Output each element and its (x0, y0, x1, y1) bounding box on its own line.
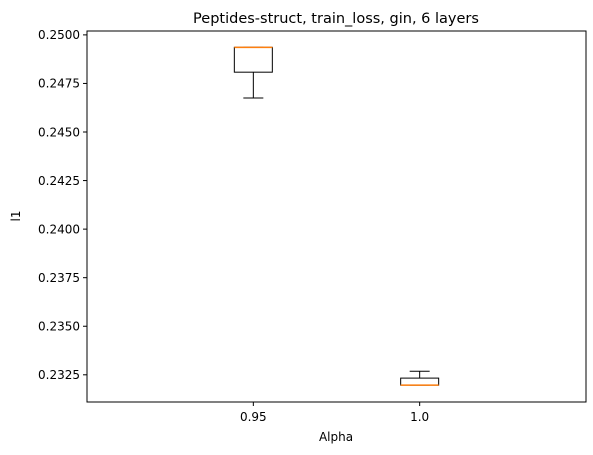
x-tick-label: 1.0 (410, 410, 429, 424)
y-tick-label: 0.2500 (38, 28, 80, 42)
box-group (400, 370, 440, 386)
x-axis: 0.95 1.0 (240, 402, 429, 424)
x-axis-label: Alpha (319, 430, 353, 444)
x-tick-label: 0.95 (240, 410, 267, 424)
chart-title: Peptides-struct, train_loss, gin, 6 laye… (193, 11, 479, 27)
y-tick-label: 0.2400 (38, 222, 80, 236)
plot-frame (86, 30, 587, 403)
y-axis: 0.2325 0.2350 0.2375 0.2400 0.2425 0.2450 0.24… (38, 28, 87, 382)
plot-marks (233, 46, 440, 386)
y-tick-label: 0.2475 (38, 77, 80, 91)
y-axis-label: l1 (9, 211, 23, 222)
y-tick-label: 0.2325 (38, 368, 80, 382)
box-group (233, 46, 273, 99)
y-tick-label: 0.2425 (38, 174, 80, 188)
y-tick-label: 0.2450 (38, 125, 80, 139)
y-tick-label: 0.2350 (38, 320, 80, 334)
y-tick-label: 0.2375 (38, 271, 80, 285)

# # #

Exercise directions
Using the records above, retype everything exactly except the pictures.

Answer to the exercise
Output each element and its (x0, y0, x1, y1) bounding box on its own line.
x-tick-label: 1.0 (410, 410, 429, 424)
y-tick-label: 0.2500 (38, 28, 80, 42)
box-group (400, 370, 440, 386)
x-axis: 0.95 1.0 (240, 402, 429, 424)
x-axis-label: Alpha (319, 430, 353, 444)
x-tick-label: 0.95 (240, 410, 267, 424)
chart-title: Peptides-struct, train_loss, gin, 6 laye… (193, 11, 479, 27)
y-tick-label: 0.2400 (38, 222, 80, 236)
plot-frame (86, 30, 587, 403)
y-axis: 0.2325 0.2350 0.2375 0.2400 0.2425 0.2450 0.24… (38, 28, 87, 382)
plot-marks (233, 46, 440, 386)
y-tick-label: 0.2475 (38, 77, 80, 91)
y-axis-label: l1 (9, 211, 23, 222)
y-tick-label: 0.2325 (38, 368, 80, 382)
box-group (233, 46, 273, 99)
y-tick-label: 0.2425 (38, 174, 80, 188)
y-tick-label: 0.2450 (38, 125, 80, 139)
y-tick-label: 0.2350 (38, 320, 80, 334)
y-tick-label: 0.2375 (38, 271, 80, 285)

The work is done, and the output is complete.